%%
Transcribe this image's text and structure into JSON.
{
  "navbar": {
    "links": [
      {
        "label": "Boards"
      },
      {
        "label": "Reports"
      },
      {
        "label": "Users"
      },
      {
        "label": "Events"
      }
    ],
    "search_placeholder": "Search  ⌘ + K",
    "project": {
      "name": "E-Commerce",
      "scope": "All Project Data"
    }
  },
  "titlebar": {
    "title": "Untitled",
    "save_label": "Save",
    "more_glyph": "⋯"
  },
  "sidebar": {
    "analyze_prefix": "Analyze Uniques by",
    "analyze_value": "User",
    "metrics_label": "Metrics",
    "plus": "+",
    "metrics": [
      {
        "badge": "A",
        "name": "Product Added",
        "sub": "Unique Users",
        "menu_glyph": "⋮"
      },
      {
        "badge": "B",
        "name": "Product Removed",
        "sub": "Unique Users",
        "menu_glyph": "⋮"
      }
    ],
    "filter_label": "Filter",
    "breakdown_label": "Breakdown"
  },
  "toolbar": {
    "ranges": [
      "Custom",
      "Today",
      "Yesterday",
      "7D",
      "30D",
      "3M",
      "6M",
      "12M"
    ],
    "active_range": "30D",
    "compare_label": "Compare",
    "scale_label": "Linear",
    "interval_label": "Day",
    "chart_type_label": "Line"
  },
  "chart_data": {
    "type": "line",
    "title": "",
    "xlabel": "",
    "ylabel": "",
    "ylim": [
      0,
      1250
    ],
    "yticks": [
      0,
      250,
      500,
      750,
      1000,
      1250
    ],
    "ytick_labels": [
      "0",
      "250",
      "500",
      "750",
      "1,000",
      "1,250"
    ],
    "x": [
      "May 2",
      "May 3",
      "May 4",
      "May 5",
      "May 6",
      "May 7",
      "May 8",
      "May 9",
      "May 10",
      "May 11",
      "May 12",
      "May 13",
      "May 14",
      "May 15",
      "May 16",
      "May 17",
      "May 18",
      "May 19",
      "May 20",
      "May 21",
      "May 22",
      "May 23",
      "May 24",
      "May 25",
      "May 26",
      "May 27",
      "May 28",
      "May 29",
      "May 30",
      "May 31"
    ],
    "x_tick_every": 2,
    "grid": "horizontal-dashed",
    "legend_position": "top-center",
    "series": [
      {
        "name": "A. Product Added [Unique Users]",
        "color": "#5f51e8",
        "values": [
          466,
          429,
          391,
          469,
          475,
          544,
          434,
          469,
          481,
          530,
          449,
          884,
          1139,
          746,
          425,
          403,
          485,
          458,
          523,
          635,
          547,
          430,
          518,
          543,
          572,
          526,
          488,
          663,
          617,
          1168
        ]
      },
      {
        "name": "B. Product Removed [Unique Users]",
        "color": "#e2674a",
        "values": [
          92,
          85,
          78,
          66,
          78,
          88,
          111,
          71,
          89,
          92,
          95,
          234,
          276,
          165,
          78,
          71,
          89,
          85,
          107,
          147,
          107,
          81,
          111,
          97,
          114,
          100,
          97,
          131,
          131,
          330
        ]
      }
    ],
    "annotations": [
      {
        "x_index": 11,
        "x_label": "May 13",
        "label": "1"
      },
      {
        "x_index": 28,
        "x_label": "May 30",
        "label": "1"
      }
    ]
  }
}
%%
• Exercise
From the listing above, copy every line that includes the word "Product".

• Complete answer
        "name": "Product Added",
        "name": "Product Removed",
        "name": "A. Product Added [Unique Users]",
        "name": "B. Product Removed [Unique Users]",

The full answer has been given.